WORK TO BE COMPLETED: What follows is a set of records; restate each one word for word and drop the pictures.

RECORDS FOR THIS EXERCISE:
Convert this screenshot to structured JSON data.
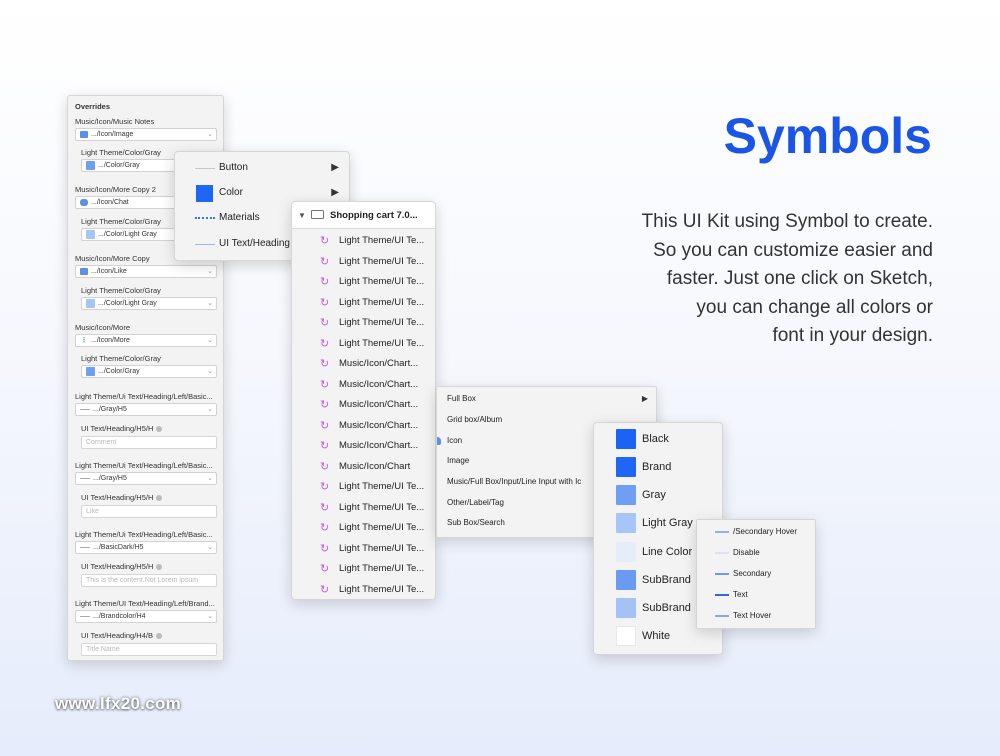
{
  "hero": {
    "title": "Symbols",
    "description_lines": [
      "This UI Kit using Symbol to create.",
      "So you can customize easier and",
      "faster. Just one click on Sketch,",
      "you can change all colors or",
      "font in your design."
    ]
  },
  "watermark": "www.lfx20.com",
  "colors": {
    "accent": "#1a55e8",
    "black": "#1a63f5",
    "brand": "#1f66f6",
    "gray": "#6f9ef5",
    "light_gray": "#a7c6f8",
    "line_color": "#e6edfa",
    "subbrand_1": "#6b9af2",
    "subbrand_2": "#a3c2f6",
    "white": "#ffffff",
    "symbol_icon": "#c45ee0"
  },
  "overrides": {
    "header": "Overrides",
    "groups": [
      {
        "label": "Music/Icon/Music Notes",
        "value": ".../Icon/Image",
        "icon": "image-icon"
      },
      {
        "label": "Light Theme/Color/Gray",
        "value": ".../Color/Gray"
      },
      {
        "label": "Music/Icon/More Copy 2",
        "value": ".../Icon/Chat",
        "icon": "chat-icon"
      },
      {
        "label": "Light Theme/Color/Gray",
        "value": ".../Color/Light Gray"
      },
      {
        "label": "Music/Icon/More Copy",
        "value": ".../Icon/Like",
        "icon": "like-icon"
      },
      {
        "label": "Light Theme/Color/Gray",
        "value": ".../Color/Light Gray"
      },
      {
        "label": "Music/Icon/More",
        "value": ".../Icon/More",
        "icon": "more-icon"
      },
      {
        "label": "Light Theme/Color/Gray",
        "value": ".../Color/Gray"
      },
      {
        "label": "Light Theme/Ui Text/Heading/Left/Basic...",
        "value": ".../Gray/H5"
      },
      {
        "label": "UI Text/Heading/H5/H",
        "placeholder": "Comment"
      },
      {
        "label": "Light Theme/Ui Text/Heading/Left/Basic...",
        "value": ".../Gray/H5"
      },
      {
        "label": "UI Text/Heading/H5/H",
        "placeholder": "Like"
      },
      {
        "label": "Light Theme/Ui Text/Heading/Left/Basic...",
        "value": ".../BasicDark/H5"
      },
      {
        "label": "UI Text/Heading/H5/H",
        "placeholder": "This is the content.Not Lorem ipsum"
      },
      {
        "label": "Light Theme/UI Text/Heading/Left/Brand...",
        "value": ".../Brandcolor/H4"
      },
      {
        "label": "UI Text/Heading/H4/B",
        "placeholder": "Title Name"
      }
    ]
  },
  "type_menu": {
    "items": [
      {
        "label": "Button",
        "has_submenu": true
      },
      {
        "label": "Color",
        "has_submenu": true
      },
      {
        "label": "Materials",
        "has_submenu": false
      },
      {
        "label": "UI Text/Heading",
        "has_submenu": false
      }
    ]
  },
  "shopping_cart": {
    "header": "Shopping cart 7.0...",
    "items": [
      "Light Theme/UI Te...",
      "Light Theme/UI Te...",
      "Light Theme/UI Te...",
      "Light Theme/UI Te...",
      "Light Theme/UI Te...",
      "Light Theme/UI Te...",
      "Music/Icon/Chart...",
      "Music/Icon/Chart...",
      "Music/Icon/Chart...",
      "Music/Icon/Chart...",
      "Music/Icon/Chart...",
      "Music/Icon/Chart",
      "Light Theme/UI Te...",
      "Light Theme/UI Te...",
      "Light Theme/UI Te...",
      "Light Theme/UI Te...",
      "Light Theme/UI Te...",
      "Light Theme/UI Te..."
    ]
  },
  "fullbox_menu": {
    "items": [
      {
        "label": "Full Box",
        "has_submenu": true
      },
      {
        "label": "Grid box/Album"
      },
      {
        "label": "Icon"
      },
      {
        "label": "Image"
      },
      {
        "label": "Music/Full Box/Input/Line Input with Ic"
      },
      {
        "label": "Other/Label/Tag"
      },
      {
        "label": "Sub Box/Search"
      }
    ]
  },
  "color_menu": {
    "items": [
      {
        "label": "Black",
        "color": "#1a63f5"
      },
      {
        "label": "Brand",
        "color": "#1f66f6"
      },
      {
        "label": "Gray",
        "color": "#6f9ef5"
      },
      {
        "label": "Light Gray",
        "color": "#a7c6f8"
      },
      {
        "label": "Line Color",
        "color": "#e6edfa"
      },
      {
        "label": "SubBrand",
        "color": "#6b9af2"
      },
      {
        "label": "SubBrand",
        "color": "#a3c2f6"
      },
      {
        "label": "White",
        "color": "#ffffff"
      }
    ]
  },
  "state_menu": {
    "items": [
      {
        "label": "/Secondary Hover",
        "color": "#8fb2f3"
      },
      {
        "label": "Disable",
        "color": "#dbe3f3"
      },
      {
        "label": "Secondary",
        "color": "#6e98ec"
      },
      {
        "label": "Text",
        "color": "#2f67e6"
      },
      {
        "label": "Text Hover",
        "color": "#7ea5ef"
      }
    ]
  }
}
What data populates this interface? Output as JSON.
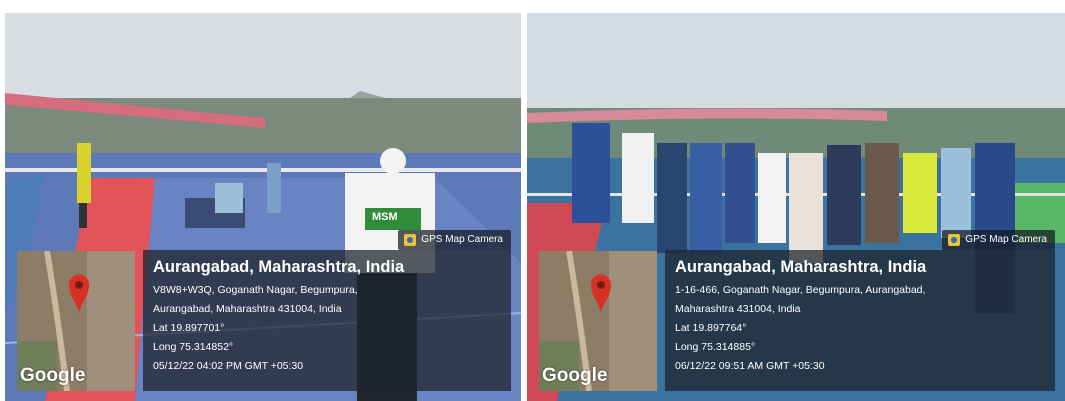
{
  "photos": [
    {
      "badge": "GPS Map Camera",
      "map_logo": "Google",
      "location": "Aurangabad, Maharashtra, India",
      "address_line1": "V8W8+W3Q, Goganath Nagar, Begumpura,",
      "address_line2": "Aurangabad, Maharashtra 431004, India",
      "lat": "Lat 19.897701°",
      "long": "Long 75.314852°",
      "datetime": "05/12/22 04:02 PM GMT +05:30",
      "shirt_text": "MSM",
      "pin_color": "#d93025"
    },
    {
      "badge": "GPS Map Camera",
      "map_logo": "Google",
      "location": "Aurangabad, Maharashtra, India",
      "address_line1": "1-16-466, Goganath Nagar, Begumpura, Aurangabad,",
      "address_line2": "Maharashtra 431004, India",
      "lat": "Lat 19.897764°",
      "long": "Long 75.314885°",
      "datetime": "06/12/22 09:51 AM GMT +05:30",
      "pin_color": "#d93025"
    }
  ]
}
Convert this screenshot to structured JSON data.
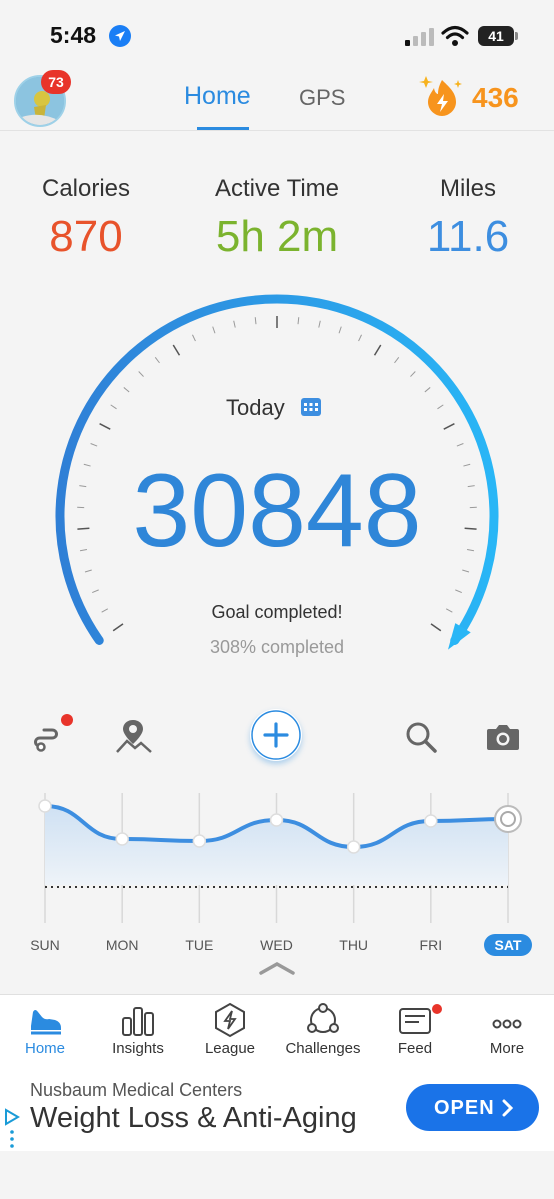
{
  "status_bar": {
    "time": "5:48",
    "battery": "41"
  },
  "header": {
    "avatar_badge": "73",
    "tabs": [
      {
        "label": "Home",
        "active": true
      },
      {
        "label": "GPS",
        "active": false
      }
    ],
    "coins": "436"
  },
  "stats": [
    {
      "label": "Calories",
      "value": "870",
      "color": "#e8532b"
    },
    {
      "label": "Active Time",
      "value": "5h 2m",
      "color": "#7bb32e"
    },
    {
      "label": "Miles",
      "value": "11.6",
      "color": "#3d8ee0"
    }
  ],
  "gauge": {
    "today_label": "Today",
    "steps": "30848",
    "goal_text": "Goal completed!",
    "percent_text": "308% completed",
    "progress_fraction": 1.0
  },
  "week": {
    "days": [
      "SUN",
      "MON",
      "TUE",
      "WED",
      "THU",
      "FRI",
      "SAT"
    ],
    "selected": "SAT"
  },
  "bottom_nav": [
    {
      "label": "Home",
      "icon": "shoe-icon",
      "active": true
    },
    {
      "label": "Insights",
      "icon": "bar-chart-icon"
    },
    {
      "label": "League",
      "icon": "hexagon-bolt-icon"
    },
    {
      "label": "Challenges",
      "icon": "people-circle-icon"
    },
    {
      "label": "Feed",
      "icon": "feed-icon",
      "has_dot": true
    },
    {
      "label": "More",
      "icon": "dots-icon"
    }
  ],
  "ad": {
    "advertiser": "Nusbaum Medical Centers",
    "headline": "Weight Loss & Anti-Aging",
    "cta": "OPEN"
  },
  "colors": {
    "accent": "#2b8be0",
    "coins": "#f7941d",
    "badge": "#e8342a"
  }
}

ANSWER IN FULL:
Convert this screenshot to structured JSON data.
{
  "hero": {
    "title": "Symbols",
    "description_lines": [
      "This UI Kit using Symbol to create.",
      "So you can customize easier and",
      "faster. Just one click on Sketch,",
      "you can change all colors or",
      "font in your design."
    ]
  },
  "watermark": "www.lfx20.com",
  "colors": {
    "accent": "#1a55e8",
    "black": "#1a63f5",
    "brand": "#1f66f6",
    "gray": "#6f9ef5",
    "light_gray": "#a7c6f8",
    "line_color": "#e6edfa",
    "subbrand_1": "#6b9af2",
    "subbrand_2": "#a3c2f6",
    "white": "#ffffff",
    "symbol_icon": "#c45ee0"
  },
  "overrides": {
    "header": "Overrides",
    "groups": [
      {
        "label": "Music/Icon/Music Notes",
        "value": ".../Icon/Image",
        "icon": "image-icon"
      },
      {
        "label": "Light Theme/Color/Gray",
        "value": ".../Color/Gray"
      },
      {
        "label": "Music/Icon/More Copy 2",
        "value": ".../Icon/Chat",
        "icon": "chat-icon"
      },
      {
        "label": "Light Theme/Color/Gray",
        "value": ".../Color/Light Gray"
      },
      {
        "label": "Music/Icon/More Copy",
        "value": ".../Icon/Like",
        "icon": "like-icon"
      },
      {
        "label": "Light Theme/Color/Gray",
        "value": ".../Color/Light Gray"
      },
      {
        "label": "Music/Icon/More",
        "value": ".../Icon/More",
        "icon": "more-icon"
      },
      {
        "label": "Light Theme/Color/Gray",
        "value": ".../Color/Gray"
      },
      {
        "label": "Light Theme/Ui Text/Heading/Left/Basic...",
        "value": ".../Gray/H5"
      },
      {
        "label": "UI Text/Heading/H5/H",
        "placeholder": "Comment"
      },
      {
        "label": "Light Theme/Ui Text/Heading/Left/Basic...",
        "value": ".../Gray/H5"
      },
      {
        "label": "UI Text/Heading/H5/H",
        "placeholder": "Like"
      },
      {
        "label": "Light Theme/Ui Text/Heading/Left/Basic...",
        "value": ".../BasicDark/H5"
      },
      {
        "label": "UI Text/Heading/H5/H",
        "placeholder": "This is the content.Not Lorem ipsum"
      },
      {
        "label": "Light Theme/UI Text/Heading/Left/Brand...",
        "value": ".../Brandcolor/H4"
      },
      {
        "label": "UI Text/Heading/H4/B",
        "placeholder": "Title Name"
      }
    ]
  },
  "type_menu": {
    "items": [
      {
        "label": "Button",
        "has_submenu": true
      },
      {
        "label": "Color",
        "has_submenu": true
      },
      {
        "label": "Materials",
        "has_submenu": false
      },
      {
        "label": "UI Text/Heading",
        "has_submenu": false
      }
    ]
  },
  "shopping_cart": {
    "header": "Shopping cart 7.0...",
    "items": [
      "Light Theme/UI Te...",
      "Light Theme/UI Te...",
      "Light Theme/UI Te...",
      "Light Theme/UI Te...",
      "Light Theme/UI Te...",
      "Light Theme/UI Te...",
      "Music/Icon/Chart...",
      "Music/Icon/Chart...",
      "Music/Icon/Chart...",
      "Music/Icon/Chart...",
      "Music/Icon/Chart...",
      "Music/Icon/Chart",
      "Light Theme/UI Te...",
      "Light Theme/UI Te...",
      "Light Theme/UI Te...",
      "Light Theme/UI Te...",
      "Light Theme/UI Te...",
      "Light Theme/UI Te..."
    ]
  },
  "fullbox_menu": {
    "items": [
      {
        "label": "Full Box",
        "has_submenu": true
      },
      {
        "label": "Grid box/Album"
      },
      {
        "label": "Icon"
      },
      {
        "label": "Image"
      },
      {
        "label": "Music/Full Box/Input/Line Input with Ic"
      },
      {
        "label": "Other/Label/Tag"
      },
      {
        "label": "Sub Box/Search"
      }
    ]
  },
  "color_menu": {
    "items": [
      {
        "label": "Black",
        "color": "#1a63f5"
      },
      {
        "label": "Brand",
        "color": "#1f66f6"
      },
      {
        "label": "Gray",
        "color": "#6f9ef5"
      },
      {
        "label": "Light Gray",
        "color": "#a7c6f8"
      },
      {
        "label": "Line Color",
        "color": "#e6edfa"
      },
      {
        "label": "SubBrand",
        "color": "#6b9af2"
      },
      {
        "label": "SubBrand",
        "color": "#a3c2f6"
      },
      {
        "label": "White",
        "color": "#ffffff"
      }
    ]
  },
  "state_menu": {
    "items": [
      {
        "label": "/Secondary Hover",
        "color": "#8fb2f3"
      },
      {
        "label": "Disable",
        "color": "#dbe3f3"
      },
      {
        "label": "Secondary",
        "color": "#6e98ec"
      },
      {
        "label": "Text",
        "color": "#2f67e6"
      },
      {
        "label": "Text Hover",
        "color": "#7ea5ef"
      }
    ]
  }
}
What data populates this interface? Output as JSON.
{
  "photos": [
    {
      "badge": "GPS Map Camera",
      "map_logo": "Google",
      "location": "Aurangabad, Maharashtra, India",
      "address_line1": "V8W8+W3Q, Goganath Nagar, Begumpura,",
      "address_line2": "Aurangabad, Maharashtra 431004, India",
      "lat": "Lat 19.897701°",
      "long": "Long 75.314852°",
      "datetime": "05/12/22 04:02 PM GMT +05:30",
      "shirt_text": "MSM",
      "pin_color": "#d93025"
    },
    {
      "badge": "GPS Map Camera",
      "map_logo": "Google",
      "location": "Aurangabad, Maharashtra, India",
      "address_line1": "1-16-466, Goganath Nagar, Begumpura, Aurangabad,",
      "address_line2": "Maharashtra 431004, India",
      "lat": "Lat 19.897764°",
      "long": "Long 75.314885°",
      "datetime": "06/12/22 09:51 AM GMT +05:30",
      "pin_color": "#d93025"
    }
  ]
}
Convert this screenshot to structured JSON data.
{
  "status_bar": {
    "time": "5:48",
    "battery": "41"
  },
  "header": {
    "avatar_badge": "73",
    "tabs": [
      {
        "label": "Home",
        "active": true
      },
      {
        "label": "GPS",
        "active": false
      }
    ],
    "coins": "436"
  },
  "stats": [
    {
      "label": "Calories",
      "value": "870",
      "color": "#e8532b"
    },
    {
      "label": "Active Time",
      "value": "5h 2m",
      "color": "#7bb32e"
    },
    {
      "label": "Miles",
      "value": "11.6",
      "color": "#3d8ee0"
    }
  ],
  "gauge": {
    "today_label": "Today",
    "steps": "30848",
    "goal_text": "Goal completed!",
    "percent_text": "308% completed",
    "progress_fraction": 1.0
  },
  "week": {
    "days": [
      "SUN",
      "MON",
      "TUE",
      "WED",
      "THU",
      "FRI",
      "SAT"
    ],
    "selected": "SAT"
  },
  "bottom_nav": [
    {
      "label": "Home",
      "icon": "shoe-icon",
      "active": true
    },
    {
      "label": "Insights",
      "icon": "bar-chart-icon"
    },
    {
      "label": "League",
      "icon": "hexagon-bolt-icon"
    },
    {
      "label": "Challenges",
      "icon": "people-circle-icon"
    },
    {
      "label": "Feed",
      "icon": "feed-icon",
      "has_dot": true
    },
    {
      "label": "More",
      "icon": "dots-icon"
    }
  ],
  "ad": {
    "advertiser": "Nusbaum Medical Centers",
    "headline": "Weight Loss & Anti-Aging",
    "cta": "OPEN"
  },
  "colors": {
    "accent": "#2b8be0",
    "coins": "#f7941d",
    "badge": "#e8342a"
  }
}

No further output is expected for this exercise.